<<<<
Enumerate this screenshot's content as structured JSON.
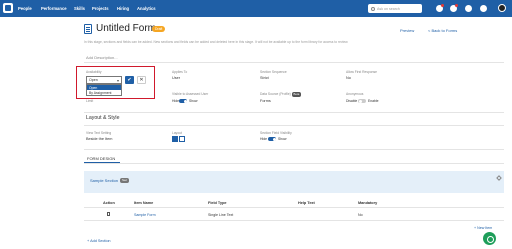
{
  "nav": {
    "items": [
      "People",
      "Performance",
      "Skills",
      "Projects",
      "Hiring",
      "Analytics"
    ],
    "search_placeholder": "Ask on search"
  },
  "header": {
    "title": "Untitled Form",
    "status": "Draft",
    "preview": "Preview",
    "back": "< Back to Forms",
    "help": "In this stage, sections and fields can be added. New sections and fields can be added and deleted here in this stage. It will not be available up to the form library for access to review.",
    "description_placeholder": "Add Description..."
  },
  "settings": {
    "availability_label": "Availability",
    "availability_value": "Open",
    "availability_options": [
      "Open",
      "By Assignment"
    ],
    "applies_to_label": "Applies To",
    "applies_to_value": "User",
    "section_sequence_label": "Section Sequence",
    "section_sequence_value": "Strict",
    "allow_response_label": "Allow First Response",
    "allow_response_value": "No",
    "limit_value": "Limit",
    "visible_label": "Visible to Assessed User",
    "visible_hide": "Hide",
    "visible_show": "Show",
    "data_source_label": "Data Source (Profile)",
    "data_source_badge": "Beta",
    "data_source_value": "Forms",
    "anonymous_label": "Anonymous",
    "anonymous_disable": "Disable",
    "anonymous_enable": "Enable"
  },
  "layout": {
    "heading": "Layout & Style",
    "view_label": "View Text Setting",
    "view_value": "Beside the Item",
    "layout_label": "Layout",
    "visibility_label": "Section Field Visibility",
    "visibility_hide": "Hide",
    "visibility_show": "Show"
  },
  "tabs": {
    "form_design": "FORM DESIGN"
  },
  "section": {
    "name": "Sample Section",
    "tag": "Sec"
  },
  "table": {
    "headers": [
      "Action",
      "Item Name",
      "Field Type",
      "Help Text",
      "Mandatory"
    ],
    "rows": [
      {
        "item_name": "Sample Form",
        "field_type": "Single Line Text",
        "help_text": "",
        "mandatory": "No"
      }
    ],
    "new_item": "+ New Item"
  },
  "footer": {
    "add_section": "+ Add Section"
  },
  "colors": {
    "brand": "#1f5fa6",
    "highlight": "#d0192c",
    "chat": "#1e9e5a"
  }
}
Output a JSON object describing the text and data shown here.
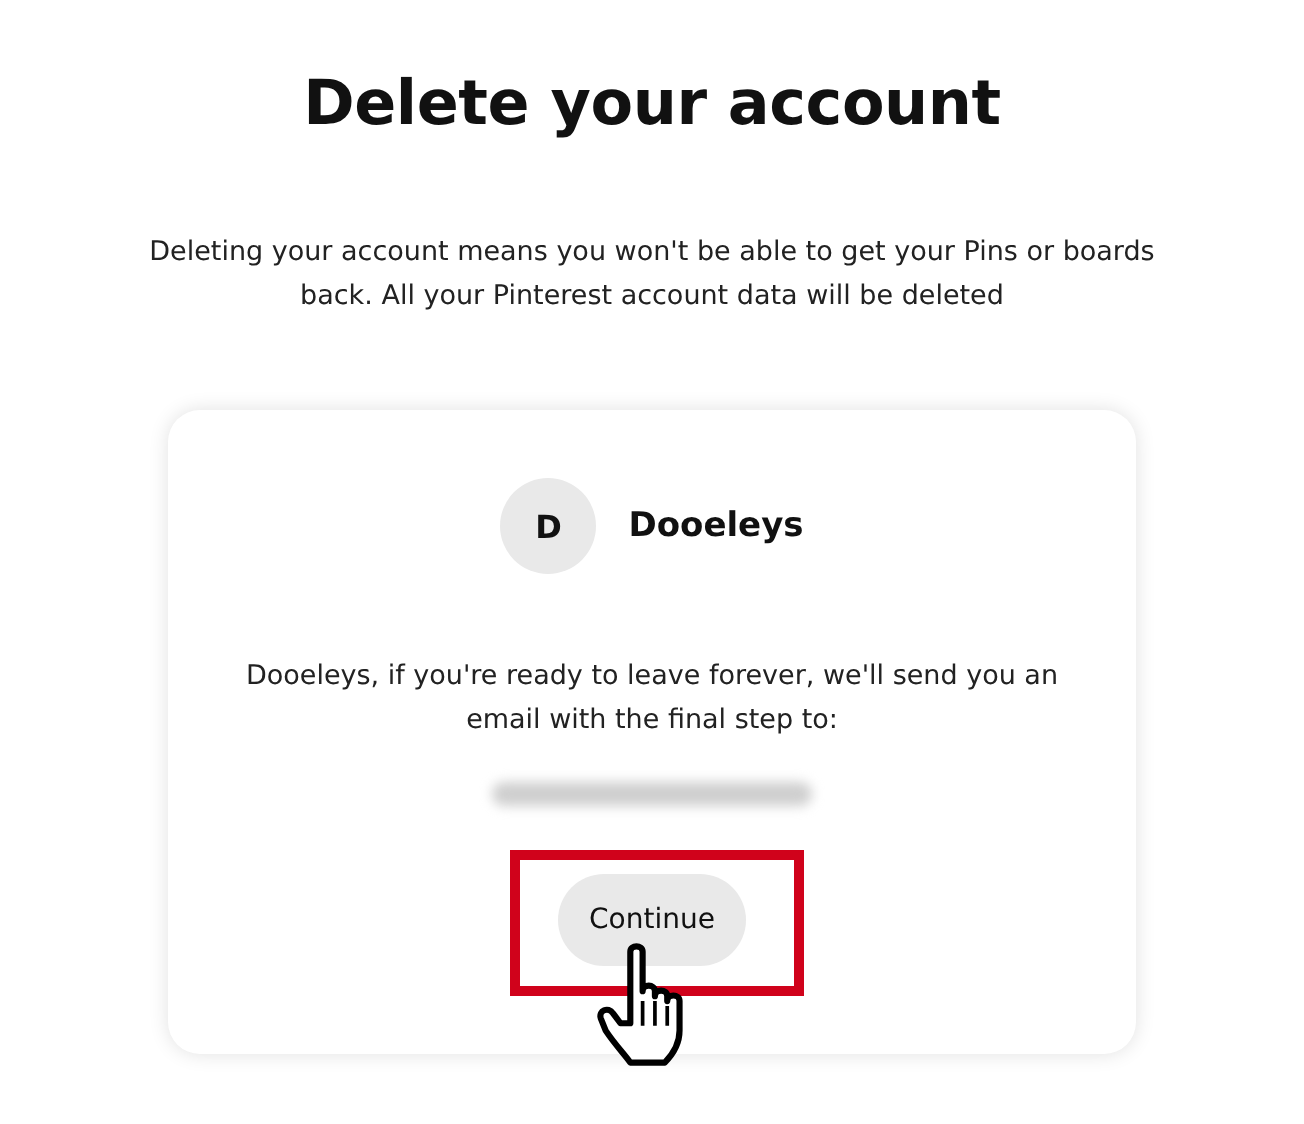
{
  "title": "Delete your account",
  "description": "Deleting your account means you won't be able to get your Pins or boards back. All your Pinterest account data will be deleted",
  "card": {
    "avatar_initial": "D",
    "username": "Dooeleys",
    "message": "Dooeleys, if you're ready to leave forever, we'll send you an email with the final step to:",
    "email_blurred": true,
    "button": "Continue",
    "highlighted": true
  }
}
>>>>
Which lines above contain "Forms"? Show each of them.

    "back": "< Back to Forms",
    "data_source_value": "Forms",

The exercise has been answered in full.